#### [EXERCISE BRIEF]
Extract each line from the entries below that has the string "измерений" in it.

* Begin RECORD SET *

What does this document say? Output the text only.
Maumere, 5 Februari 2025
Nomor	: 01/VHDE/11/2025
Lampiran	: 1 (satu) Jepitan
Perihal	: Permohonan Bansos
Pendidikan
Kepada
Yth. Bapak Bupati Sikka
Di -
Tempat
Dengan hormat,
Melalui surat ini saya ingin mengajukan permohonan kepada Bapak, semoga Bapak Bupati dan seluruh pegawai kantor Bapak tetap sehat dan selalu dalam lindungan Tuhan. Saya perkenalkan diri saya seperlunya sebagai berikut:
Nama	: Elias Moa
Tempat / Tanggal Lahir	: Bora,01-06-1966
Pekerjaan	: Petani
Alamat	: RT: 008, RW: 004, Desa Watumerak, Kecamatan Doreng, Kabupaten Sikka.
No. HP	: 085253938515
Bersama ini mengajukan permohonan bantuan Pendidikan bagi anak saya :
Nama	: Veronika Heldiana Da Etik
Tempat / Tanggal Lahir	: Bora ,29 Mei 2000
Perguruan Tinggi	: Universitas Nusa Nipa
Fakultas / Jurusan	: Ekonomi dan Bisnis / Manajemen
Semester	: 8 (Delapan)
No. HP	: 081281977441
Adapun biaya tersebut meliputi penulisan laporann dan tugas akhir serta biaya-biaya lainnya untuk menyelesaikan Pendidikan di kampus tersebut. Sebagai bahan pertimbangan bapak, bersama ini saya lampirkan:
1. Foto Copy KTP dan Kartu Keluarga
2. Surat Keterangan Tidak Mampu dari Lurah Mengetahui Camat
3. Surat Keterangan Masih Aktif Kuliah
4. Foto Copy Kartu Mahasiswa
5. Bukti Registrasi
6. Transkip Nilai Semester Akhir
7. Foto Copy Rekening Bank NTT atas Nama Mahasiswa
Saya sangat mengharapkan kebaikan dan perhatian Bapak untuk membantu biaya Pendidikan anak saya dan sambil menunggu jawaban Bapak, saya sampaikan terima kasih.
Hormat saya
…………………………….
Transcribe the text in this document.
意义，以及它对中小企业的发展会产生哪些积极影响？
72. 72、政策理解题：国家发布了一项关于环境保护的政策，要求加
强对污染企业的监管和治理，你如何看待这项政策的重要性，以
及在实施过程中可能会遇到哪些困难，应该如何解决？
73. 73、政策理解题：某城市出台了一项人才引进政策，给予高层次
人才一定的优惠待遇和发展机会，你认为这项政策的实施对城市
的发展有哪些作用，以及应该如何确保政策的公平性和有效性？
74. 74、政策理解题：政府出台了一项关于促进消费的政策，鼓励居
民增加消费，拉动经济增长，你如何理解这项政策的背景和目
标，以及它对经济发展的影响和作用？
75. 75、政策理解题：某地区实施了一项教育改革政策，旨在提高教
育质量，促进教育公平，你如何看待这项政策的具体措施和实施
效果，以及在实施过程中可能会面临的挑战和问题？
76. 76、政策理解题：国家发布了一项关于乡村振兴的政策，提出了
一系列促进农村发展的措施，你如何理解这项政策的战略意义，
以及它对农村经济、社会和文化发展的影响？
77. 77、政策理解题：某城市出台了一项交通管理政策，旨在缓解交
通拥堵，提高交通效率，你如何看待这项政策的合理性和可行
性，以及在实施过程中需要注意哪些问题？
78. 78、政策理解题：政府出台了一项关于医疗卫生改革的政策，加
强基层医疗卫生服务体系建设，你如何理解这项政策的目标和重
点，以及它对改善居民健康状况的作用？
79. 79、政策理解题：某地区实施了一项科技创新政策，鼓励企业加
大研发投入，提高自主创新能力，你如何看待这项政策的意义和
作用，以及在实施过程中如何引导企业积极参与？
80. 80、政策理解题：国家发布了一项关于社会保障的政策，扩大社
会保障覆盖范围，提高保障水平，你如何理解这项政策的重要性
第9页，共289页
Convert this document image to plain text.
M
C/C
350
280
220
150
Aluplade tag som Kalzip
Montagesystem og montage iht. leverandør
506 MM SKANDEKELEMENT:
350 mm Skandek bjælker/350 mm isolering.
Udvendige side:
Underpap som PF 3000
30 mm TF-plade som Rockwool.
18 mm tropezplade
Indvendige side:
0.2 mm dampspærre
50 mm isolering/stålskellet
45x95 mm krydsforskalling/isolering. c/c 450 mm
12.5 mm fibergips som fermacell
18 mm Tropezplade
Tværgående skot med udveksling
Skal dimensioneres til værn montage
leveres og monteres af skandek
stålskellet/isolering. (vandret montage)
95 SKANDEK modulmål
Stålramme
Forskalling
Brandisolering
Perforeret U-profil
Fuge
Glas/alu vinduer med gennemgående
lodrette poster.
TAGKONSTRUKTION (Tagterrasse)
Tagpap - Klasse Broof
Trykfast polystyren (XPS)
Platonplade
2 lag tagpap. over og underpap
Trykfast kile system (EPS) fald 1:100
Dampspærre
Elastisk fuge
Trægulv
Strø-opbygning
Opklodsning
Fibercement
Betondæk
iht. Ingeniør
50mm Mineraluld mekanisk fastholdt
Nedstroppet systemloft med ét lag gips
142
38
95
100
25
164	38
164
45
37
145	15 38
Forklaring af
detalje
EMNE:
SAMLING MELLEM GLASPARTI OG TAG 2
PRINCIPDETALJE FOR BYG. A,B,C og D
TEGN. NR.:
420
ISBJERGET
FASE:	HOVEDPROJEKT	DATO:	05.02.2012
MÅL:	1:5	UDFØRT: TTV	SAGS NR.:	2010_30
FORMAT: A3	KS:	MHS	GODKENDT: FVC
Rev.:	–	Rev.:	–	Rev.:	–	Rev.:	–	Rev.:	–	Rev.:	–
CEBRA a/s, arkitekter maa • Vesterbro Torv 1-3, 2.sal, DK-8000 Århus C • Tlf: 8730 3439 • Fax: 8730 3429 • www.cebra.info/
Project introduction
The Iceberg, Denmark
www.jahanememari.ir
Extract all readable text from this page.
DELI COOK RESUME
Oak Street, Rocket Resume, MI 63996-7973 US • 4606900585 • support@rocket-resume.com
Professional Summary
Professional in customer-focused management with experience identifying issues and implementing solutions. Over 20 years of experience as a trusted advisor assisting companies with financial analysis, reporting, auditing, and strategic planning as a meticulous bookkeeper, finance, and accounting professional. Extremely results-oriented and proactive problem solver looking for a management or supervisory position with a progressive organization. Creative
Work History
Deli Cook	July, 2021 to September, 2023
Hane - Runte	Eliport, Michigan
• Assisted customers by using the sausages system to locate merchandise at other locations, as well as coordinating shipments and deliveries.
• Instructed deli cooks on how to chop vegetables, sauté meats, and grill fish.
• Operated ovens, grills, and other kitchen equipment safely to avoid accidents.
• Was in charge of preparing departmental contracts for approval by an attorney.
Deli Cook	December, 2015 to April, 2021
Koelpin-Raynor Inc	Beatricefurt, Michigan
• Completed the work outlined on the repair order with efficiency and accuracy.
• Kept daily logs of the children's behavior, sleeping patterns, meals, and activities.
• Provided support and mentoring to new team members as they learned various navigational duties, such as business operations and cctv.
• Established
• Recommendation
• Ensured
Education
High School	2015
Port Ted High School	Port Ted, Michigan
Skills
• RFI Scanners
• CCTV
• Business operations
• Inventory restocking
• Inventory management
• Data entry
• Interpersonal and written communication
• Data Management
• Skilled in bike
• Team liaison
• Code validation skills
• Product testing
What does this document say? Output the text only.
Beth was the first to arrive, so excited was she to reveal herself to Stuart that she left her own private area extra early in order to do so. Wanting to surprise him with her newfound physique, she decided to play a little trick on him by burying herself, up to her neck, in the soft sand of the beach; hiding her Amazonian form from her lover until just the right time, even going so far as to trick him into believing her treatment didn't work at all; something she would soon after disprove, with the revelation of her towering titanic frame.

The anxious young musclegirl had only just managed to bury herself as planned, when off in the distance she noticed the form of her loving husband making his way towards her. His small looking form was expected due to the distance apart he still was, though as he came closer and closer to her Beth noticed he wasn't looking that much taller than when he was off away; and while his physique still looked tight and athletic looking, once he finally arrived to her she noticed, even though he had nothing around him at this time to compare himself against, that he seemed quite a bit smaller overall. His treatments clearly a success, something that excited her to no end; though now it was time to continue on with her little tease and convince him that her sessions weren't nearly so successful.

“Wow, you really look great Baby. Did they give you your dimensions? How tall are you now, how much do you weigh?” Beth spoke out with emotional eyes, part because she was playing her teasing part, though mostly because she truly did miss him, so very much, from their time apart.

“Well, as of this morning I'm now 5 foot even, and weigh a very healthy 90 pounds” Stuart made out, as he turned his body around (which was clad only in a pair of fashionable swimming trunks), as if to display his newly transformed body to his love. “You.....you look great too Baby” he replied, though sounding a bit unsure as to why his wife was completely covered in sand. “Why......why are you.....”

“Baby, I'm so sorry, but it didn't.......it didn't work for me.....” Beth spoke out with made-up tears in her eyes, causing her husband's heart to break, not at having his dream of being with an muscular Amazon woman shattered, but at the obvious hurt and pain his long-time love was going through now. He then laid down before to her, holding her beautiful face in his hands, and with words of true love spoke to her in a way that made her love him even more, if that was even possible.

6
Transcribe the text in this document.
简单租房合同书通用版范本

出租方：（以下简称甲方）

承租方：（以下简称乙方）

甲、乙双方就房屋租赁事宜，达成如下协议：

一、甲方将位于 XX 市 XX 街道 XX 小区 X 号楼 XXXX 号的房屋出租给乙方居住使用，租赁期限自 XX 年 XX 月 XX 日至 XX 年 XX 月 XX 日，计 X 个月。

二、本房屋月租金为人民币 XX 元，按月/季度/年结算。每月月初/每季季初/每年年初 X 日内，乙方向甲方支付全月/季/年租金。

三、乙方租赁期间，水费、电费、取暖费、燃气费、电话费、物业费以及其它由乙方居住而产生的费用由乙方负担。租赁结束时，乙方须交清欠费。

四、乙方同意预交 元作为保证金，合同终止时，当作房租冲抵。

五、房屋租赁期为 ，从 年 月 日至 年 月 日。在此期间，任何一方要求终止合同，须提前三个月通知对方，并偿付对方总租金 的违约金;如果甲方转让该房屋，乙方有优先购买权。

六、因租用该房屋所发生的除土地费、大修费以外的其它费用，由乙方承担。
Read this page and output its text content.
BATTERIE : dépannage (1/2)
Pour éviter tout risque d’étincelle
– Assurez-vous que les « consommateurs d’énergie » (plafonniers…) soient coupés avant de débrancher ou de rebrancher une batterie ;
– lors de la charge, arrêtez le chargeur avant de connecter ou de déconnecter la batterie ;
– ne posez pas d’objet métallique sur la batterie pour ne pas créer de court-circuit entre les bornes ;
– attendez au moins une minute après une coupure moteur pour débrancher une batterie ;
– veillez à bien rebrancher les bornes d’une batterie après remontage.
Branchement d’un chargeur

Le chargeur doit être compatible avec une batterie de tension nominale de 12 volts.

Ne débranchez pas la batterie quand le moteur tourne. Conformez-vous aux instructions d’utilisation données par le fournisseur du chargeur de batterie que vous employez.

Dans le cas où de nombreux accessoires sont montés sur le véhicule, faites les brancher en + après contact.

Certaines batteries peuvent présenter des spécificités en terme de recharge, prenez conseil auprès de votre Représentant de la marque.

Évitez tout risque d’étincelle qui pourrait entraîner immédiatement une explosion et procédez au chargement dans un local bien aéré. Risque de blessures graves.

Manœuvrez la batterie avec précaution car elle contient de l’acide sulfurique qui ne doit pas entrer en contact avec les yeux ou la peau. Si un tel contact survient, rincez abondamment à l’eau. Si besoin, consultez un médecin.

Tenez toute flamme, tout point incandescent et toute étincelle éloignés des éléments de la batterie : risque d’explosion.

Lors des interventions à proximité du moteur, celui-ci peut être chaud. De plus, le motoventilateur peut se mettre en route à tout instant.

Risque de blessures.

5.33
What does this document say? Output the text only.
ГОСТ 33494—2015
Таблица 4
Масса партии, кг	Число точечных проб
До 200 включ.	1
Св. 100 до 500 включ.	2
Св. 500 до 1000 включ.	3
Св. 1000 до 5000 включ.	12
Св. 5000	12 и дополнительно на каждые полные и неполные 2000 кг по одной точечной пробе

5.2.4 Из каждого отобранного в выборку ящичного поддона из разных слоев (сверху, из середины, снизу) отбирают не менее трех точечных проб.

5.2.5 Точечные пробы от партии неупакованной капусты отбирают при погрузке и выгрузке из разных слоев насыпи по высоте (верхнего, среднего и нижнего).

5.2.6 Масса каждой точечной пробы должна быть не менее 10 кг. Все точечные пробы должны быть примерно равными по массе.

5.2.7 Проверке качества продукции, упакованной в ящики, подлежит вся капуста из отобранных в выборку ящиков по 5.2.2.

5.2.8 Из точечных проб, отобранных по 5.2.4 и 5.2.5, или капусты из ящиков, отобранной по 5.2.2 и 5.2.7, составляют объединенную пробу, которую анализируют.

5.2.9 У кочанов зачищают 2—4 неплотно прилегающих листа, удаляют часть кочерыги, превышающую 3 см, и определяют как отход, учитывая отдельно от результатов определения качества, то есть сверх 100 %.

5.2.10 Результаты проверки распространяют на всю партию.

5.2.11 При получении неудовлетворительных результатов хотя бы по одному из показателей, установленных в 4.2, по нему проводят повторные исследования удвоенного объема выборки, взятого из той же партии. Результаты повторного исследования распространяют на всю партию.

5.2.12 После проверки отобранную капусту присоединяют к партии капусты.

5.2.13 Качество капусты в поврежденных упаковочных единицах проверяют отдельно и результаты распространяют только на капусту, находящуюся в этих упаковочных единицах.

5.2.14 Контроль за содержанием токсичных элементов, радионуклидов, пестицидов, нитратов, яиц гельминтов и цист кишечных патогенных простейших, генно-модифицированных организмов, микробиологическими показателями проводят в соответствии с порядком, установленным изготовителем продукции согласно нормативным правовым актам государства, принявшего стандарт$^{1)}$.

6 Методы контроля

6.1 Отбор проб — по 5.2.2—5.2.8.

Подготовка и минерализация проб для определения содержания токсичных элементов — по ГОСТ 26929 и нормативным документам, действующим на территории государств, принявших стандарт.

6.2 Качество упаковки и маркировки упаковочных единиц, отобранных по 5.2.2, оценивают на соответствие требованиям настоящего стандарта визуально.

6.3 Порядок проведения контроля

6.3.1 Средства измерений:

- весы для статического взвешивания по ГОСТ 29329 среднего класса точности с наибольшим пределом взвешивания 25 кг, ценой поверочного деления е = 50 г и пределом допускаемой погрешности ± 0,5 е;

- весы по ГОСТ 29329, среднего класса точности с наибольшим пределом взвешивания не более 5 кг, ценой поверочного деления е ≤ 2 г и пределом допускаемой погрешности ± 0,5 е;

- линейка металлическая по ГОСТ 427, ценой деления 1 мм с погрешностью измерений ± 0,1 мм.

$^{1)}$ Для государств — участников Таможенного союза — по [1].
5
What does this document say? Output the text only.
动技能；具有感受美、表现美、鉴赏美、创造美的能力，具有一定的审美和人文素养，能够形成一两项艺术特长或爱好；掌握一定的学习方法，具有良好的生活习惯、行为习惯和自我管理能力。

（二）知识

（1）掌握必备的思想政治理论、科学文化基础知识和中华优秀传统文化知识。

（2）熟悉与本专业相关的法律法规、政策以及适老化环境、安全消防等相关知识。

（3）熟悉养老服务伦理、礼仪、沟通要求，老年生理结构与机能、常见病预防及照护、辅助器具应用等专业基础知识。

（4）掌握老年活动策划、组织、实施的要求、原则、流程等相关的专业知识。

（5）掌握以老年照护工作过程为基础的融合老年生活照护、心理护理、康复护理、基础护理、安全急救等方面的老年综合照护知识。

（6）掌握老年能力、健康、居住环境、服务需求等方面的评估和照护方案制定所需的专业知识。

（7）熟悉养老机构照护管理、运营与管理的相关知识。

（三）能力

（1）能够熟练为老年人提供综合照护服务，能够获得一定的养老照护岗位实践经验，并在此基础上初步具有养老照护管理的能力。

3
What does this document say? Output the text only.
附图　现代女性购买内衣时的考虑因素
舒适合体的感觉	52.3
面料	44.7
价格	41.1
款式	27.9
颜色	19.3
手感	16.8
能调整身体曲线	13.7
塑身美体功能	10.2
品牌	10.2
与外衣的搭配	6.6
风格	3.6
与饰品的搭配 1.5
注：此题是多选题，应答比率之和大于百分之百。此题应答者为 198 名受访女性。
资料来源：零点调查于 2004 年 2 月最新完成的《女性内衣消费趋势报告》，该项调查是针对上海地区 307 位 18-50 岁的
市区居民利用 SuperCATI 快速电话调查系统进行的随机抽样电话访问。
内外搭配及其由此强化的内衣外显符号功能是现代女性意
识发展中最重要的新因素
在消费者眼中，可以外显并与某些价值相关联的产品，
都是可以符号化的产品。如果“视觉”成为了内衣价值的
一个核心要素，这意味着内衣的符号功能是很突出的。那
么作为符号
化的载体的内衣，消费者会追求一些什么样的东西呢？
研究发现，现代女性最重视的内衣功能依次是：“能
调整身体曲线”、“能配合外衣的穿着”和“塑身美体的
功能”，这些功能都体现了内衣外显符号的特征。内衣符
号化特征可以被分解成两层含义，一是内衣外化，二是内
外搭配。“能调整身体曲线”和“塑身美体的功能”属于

* End RECORD SET *

#### [WRITTEN SOLUTION]
6.3.1 Средства измерений:
- линейка металлическая по ГОСТ 427, ценой деления 1 мм с погрешностью измерений ± 0,1 мм.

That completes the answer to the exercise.